▶ _What you will do_
Every line from the one with "What text is on this page?" through the end of the records below should be restated word for word, and nothing outside that span.
Start of Records for the task
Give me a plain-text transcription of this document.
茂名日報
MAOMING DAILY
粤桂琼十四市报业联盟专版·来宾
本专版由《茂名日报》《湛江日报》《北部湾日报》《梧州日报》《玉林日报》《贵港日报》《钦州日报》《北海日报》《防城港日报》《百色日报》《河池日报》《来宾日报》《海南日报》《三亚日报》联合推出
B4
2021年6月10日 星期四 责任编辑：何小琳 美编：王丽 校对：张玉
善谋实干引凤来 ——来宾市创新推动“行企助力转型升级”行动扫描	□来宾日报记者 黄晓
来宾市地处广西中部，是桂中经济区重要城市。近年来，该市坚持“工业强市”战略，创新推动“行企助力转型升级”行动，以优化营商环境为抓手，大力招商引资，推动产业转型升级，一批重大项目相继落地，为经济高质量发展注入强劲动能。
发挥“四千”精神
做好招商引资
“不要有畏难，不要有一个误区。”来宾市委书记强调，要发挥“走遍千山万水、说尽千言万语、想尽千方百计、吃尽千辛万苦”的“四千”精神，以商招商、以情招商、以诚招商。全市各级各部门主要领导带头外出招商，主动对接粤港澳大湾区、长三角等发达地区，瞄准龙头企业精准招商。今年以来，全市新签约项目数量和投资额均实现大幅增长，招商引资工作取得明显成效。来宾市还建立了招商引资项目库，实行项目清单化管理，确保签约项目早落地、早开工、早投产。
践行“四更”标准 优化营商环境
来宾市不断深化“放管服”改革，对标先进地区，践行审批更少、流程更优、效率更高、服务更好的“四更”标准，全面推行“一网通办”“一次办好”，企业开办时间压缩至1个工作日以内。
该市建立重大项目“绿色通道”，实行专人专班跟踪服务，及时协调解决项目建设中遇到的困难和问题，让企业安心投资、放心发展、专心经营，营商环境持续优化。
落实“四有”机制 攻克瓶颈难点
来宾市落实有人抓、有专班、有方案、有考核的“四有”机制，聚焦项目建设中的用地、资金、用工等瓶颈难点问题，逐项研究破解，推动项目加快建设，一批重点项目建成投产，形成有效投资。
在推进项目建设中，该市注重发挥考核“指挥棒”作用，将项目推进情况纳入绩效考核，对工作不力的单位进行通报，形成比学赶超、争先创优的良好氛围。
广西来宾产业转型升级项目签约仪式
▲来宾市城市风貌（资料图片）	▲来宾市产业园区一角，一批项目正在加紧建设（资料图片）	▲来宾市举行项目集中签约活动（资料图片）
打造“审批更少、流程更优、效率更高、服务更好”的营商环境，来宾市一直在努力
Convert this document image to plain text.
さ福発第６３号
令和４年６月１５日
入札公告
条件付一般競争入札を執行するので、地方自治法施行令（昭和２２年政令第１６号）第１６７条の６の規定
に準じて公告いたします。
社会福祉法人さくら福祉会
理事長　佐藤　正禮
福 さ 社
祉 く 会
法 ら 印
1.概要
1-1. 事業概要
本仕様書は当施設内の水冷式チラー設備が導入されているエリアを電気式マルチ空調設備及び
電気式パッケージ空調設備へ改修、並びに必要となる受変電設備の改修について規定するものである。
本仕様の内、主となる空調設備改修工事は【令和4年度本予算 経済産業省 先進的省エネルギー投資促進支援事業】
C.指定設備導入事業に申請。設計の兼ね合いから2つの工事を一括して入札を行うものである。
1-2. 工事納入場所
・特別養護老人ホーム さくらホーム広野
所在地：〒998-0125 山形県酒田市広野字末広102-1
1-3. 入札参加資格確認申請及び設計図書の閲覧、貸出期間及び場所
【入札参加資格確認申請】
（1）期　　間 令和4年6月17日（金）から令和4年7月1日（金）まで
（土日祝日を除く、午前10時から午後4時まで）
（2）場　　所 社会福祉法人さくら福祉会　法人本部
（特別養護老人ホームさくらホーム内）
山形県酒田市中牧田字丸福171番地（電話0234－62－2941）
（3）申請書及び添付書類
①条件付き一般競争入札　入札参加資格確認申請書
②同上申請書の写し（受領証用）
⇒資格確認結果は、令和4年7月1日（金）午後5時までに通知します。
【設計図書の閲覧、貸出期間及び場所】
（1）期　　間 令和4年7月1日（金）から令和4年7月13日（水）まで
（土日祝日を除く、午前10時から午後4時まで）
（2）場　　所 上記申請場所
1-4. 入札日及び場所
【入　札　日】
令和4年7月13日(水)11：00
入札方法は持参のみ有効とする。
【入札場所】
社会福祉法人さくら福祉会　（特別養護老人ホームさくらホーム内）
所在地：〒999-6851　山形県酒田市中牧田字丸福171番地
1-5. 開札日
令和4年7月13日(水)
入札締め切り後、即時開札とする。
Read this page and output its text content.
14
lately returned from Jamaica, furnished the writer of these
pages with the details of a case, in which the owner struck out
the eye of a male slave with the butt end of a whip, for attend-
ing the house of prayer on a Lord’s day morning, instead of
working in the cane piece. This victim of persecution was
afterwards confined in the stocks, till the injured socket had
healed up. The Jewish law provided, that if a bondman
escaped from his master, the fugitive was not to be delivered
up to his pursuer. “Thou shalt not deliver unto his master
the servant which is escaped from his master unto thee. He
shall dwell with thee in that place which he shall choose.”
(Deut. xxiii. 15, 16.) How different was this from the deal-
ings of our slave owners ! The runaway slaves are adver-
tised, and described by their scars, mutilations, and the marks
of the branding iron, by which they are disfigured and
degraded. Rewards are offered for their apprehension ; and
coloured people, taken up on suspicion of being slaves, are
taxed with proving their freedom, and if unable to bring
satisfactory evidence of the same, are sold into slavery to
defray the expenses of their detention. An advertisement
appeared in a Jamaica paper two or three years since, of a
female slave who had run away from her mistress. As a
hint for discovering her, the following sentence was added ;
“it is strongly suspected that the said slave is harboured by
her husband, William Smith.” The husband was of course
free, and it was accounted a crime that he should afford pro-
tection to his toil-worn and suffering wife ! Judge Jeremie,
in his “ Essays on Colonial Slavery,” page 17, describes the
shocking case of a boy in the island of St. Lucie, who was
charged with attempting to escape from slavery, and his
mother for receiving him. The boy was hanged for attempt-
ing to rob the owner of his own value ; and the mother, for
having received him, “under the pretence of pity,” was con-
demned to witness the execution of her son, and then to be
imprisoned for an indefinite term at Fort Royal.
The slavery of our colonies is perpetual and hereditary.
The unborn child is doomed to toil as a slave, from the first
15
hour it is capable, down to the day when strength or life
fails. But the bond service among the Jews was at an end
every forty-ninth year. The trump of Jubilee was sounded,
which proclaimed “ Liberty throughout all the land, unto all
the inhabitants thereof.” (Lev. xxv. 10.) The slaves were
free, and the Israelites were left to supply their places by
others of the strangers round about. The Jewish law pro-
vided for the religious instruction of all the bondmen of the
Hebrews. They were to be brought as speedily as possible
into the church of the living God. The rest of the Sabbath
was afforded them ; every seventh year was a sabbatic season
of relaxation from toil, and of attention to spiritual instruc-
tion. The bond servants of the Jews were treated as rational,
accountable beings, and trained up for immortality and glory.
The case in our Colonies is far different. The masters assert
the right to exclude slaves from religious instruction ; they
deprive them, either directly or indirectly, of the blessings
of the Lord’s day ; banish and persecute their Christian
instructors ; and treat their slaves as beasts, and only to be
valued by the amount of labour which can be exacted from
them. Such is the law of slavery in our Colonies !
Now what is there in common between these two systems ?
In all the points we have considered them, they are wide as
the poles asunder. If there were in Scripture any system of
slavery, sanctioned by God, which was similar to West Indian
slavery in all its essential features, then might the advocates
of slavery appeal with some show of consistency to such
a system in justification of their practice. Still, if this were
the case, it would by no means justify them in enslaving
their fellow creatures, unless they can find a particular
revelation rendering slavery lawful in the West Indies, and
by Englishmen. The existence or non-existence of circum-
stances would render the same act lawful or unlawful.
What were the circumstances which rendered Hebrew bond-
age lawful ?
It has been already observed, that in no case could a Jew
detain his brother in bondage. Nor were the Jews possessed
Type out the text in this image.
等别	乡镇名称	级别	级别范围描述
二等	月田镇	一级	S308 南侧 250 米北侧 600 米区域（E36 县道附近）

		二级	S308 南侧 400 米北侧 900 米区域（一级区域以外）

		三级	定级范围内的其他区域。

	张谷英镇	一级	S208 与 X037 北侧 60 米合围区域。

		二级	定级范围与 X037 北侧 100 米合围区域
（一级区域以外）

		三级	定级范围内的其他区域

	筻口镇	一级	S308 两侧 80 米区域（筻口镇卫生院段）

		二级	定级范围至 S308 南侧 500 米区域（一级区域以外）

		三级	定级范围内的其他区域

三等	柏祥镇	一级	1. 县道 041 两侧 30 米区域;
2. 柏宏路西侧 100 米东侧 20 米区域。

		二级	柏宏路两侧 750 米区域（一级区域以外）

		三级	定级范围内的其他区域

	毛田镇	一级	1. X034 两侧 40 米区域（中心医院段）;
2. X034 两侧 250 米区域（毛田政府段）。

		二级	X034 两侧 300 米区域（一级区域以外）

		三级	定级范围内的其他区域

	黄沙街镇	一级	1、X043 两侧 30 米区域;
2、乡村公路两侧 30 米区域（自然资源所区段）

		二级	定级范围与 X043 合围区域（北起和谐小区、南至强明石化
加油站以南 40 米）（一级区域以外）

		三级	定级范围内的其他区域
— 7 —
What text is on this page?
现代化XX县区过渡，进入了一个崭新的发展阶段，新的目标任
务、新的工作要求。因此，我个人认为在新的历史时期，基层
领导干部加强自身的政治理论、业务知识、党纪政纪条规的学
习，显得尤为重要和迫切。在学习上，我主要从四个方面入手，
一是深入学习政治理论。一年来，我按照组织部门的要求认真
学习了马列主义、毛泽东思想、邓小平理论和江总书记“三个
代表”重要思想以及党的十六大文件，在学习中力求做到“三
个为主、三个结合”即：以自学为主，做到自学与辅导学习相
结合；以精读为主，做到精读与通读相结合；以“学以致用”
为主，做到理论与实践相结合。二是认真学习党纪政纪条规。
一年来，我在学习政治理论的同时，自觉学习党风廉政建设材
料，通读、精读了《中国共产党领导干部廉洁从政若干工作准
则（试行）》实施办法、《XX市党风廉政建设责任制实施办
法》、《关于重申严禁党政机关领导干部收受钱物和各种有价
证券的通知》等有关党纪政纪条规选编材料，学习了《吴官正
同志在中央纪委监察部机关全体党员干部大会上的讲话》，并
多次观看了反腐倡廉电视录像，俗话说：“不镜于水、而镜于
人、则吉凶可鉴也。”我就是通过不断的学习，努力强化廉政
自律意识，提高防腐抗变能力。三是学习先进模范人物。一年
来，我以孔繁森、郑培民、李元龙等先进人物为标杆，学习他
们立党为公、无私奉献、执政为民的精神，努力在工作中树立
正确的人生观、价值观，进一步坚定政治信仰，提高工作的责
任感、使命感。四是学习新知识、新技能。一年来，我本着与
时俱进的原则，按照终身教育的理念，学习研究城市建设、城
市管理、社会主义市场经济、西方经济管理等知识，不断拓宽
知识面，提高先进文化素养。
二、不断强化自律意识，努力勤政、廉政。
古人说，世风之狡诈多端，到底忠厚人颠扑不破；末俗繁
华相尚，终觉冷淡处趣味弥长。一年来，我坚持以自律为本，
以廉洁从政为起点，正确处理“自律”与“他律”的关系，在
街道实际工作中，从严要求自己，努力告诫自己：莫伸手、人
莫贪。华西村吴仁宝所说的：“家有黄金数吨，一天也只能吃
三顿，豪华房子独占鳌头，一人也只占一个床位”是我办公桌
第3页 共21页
End of Records for the task
▶ _Result for this exercise_
What text is on this page?
现代化XX县区过渡，进入了一个崭新的发展阶段，新的目标任
务、新的工作要求。因此，我个人认为在新的历史时期，基层
领导干部加强自身的政治理论、业务知识、党纪政纪条规的学
习，显得尤为重要和迫切。在学习上，我主要从四个方面入手，
一是深入学习政治理论。一年来，我按照组织部门的要求认真
学习了马列主义、毛泽东思想、邓小平理论和江总书记“三个
代表”重要思想以及党的十六大文件，在学习中力求做到“三
个为主、三个结合”即：以自学为主，做到自学与辅导学习相
结合；以精读为主，做到精读与通读相结合；以“学以致用”
为主，做到理论与实践相结合。二是认真学习党纪政纪条规。
一年来，我在学习政治理论的同时，自觉学习党风廉政建设材
料，通读、精读了《中国共产党领导干部廉洁从政若干工作准
则（试行）》实施办法、《XX市党风廉政建设责任制实施办
法》、《关于重申严禁党政机关领导干部收受钱物和各种有价
证券的通知》等有关党纪政纪条规选编材料，学习了《吴官正
同志在中央纪委监察部机关全体党员干部大会上的讲话》，并
多次观看了反腐倡廉电视录像，俗话说：“不镜于水、而镜于
人、则吉凶可鉴也。”我就是通过不断的学习，努力强化廉政
自律意识，提高防腐抗变能力。三是学习先进模范人物。一年
来，我以孔繁森、郑培民、李元龙等先进人物为标杆，学习他
们立党为公、无私奉献、执政为民的精神，努力在工作中树立
正确的人生观、价值观，进一步坚定政治信仰，提高工作的责
任感、使命感。四是学习新知识、新技能。一年来，我本着与
时俱进的原则，按照终身教育的理念，学习研究城市建设、城
市管理、社会主义市场经济、西方经济管理等知识，不断拓宽
知识面，提高先进文化素养。
二、不断强化自律意识，努力勤政、廉政。
古人说，世风之狡诈多端，到底忠厚人颠扑不破；末俗繁
华相尚，终觉冷淡处趣味弥长。一年来，我坚持以自律为本，
以廉洁从政为起点，正确处理“自律”与“他律”的关系，在
街道实际工作中，从严要求自己，努力告诫自己：莫伸手、人
莫贪。华西村吴仁宝所说的：“家有黄金数吨，一天也只能吃
三顿，豪华房子独占鳌头，一人也只占一个床位”是我办公桌
第3页 共21页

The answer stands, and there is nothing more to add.